Saved entries:
»»
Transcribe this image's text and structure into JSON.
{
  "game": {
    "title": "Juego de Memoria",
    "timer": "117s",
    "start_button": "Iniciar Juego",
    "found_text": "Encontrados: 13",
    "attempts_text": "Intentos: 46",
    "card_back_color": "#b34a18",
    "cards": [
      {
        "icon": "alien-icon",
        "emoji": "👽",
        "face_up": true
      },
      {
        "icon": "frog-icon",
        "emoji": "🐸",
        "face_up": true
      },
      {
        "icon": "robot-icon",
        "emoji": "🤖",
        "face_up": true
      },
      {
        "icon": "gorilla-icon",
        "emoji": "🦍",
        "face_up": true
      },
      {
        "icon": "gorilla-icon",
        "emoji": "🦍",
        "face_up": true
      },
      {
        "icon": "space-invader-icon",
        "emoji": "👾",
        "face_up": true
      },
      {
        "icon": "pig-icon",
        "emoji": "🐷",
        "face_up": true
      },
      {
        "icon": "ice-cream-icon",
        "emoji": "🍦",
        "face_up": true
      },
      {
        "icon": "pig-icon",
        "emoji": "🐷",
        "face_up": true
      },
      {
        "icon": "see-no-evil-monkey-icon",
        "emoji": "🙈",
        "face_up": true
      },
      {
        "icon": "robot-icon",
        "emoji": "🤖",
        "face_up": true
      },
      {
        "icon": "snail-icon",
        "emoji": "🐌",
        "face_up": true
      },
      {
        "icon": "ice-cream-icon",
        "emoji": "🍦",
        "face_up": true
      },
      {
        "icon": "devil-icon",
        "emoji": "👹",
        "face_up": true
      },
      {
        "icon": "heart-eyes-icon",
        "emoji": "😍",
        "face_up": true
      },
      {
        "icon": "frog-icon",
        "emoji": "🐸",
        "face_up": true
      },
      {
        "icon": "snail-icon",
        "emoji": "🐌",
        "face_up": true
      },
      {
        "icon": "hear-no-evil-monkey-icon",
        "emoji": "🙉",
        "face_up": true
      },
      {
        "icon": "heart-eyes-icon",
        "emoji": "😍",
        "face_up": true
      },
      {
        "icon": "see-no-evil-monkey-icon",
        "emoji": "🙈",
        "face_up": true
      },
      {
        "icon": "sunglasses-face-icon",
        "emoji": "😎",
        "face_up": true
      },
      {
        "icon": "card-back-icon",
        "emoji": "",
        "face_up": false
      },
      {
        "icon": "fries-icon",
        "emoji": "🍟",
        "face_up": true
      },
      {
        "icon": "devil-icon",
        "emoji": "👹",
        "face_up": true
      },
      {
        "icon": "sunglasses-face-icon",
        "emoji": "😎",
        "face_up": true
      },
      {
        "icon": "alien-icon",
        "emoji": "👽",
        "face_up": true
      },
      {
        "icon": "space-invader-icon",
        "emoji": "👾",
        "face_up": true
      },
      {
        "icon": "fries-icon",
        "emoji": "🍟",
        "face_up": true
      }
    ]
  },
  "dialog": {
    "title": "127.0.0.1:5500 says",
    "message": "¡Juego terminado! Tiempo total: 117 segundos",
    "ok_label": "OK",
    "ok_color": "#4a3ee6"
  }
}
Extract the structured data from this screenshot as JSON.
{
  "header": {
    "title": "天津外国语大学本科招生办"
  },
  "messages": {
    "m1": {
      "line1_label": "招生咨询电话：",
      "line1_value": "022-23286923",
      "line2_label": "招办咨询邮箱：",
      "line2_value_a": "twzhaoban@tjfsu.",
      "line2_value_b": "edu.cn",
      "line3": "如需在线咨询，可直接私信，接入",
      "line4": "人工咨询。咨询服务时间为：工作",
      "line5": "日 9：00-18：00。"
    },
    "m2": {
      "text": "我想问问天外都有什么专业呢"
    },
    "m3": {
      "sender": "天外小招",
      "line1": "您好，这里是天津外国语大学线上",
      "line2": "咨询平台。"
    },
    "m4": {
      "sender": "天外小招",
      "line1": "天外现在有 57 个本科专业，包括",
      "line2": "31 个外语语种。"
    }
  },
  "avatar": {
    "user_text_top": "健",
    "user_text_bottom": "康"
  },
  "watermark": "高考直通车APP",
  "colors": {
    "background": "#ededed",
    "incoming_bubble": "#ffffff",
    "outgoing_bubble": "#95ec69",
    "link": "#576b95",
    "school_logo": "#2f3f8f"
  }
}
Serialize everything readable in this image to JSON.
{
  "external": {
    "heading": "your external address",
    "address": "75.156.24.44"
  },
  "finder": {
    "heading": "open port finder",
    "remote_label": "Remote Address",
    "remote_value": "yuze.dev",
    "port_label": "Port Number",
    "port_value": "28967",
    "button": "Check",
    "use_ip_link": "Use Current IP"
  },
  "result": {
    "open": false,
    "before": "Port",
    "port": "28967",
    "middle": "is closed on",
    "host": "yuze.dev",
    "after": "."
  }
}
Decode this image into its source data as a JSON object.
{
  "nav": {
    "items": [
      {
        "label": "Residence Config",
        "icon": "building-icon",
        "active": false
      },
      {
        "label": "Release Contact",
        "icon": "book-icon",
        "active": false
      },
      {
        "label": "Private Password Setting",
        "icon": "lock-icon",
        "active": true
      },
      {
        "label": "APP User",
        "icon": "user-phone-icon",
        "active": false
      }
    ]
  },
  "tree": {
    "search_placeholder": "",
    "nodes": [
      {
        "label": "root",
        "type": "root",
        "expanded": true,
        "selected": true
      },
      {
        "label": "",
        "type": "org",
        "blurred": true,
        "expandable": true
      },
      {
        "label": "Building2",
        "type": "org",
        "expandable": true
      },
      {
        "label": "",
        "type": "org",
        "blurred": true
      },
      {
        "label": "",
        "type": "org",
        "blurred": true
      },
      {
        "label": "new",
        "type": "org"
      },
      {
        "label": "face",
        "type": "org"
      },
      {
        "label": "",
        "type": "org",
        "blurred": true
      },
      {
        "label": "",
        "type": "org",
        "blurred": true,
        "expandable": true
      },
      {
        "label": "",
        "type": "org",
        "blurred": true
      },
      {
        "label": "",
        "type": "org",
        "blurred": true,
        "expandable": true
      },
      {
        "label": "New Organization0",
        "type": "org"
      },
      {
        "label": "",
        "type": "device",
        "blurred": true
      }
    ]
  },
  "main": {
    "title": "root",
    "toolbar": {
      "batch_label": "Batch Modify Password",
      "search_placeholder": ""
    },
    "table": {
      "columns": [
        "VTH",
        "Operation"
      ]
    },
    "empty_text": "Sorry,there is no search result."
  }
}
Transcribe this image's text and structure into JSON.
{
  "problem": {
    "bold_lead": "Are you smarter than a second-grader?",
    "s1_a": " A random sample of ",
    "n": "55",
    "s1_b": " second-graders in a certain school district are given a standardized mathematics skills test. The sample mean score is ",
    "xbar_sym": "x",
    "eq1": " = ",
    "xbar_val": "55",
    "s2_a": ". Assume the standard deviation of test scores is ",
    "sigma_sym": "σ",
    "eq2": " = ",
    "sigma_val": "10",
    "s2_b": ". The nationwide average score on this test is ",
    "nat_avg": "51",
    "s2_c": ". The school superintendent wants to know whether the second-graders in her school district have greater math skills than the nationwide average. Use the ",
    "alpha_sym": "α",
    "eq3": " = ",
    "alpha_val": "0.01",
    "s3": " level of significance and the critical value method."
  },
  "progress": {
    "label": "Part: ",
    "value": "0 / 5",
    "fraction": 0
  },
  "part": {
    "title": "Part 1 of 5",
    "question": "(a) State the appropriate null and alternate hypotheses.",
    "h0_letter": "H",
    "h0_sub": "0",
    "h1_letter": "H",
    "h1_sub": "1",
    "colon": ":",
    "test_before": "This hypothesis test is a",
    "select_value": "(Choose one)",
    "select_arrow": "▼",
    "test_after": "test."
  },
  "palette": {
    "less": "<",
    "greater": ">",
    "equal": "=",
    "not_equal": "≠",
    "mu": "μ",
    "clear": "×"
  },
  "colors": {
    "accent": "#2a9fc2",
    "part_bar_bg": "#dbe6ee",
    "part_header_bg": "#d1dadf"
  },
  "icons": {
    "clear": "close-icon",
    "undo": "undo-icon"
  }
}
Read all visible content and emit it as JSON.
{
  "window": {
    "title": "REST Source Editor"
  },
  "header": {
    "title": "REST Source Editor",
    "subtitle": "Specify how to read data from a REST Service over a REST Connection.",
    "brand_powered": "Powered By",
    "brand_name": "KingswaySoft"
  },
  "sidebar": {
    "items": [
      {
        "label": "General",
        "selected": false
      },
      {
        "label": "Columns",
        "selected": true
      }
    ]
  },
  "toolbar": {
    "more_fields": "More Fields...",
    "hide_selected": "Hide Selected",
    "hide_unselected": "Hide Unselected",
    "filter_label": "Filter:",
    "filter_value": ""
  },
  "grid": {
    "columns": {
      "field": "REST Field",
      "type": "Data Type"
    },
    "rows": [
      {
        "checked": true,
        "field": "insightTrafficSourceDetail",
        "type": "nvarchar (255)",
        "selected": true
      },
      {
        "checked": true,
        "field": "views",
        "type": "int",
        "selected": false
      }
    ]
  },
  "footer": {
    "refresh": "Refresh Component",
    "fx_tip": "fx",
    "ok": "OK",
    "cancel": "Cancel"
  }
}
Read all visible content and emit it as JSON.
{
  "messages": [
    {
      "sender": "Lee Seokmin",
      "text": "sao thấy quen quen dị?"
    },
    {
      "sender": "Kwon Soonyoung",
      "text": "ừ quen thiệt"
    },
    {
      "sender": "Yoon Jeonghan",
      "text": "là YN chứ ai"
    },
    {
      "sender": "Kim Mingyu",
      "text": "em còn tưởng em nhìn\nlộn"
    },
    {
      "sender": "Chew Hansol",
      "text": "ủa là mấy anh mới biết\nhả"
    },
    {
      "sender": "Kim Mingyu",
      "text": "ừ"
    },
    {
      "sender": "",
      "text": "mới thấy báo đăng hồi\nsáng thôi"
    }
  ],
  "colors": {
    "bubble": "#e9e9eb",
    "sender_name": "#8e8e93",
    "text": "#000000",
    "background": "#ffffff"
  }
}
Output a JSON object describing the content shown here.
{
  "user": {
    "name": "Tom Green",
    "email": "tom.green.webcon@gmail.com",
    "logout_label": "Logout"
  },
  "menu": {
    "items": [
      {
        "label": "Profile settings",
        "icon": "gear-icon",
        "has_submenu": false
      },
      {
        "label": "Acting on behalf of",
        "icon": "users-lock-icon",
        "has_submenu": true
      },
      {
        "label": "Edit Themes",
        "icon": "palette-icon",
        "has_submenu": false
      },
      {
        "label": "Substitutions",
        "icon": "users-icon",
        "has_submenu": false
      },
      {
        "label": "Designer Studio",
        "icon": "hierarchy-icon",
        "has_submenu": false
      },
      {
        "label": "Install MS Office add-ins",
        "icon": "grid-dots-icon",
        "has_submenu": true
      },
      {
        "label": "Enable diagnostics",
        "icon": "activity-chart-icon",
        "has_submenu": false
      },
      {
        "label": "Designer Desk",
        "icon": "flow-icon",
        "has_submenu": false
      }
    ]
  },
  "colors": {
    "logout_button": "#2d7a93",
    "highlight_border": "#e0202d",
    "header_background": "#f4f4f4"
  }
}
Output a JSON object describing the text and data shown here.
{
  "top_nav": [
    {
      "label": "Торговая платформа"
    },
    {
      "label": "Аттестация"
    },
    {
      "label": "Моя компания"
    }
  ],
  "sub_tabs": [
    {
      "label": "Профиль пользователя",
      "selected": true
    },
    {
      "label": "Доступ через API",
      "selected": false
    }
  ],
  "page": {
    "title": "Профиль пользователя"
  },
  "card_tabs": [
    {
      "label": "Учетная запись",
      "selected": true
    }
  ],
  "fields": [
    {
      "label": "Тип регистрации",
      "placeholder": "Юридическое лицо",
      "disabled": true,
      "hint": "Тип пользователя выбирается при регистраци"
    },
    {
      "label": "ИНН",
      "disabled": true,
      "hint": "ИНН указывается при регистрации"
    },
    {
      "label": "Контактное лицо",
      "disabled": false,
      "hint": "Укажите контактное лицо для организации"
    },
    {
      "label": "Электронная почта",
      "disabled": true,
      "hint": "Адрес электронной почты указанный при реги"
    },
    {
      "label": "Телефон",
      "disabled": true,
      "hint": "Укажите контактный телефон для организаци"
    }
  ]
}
««
◆ **To be done**
Which lines above contain the word "пользователя"? Copy each of them.

◆ **Task result**
      "label": "Профиль пользователя",
    "title": "Профиль пользователя"
      "hint": "Тип пользователя выбирается при регистраци"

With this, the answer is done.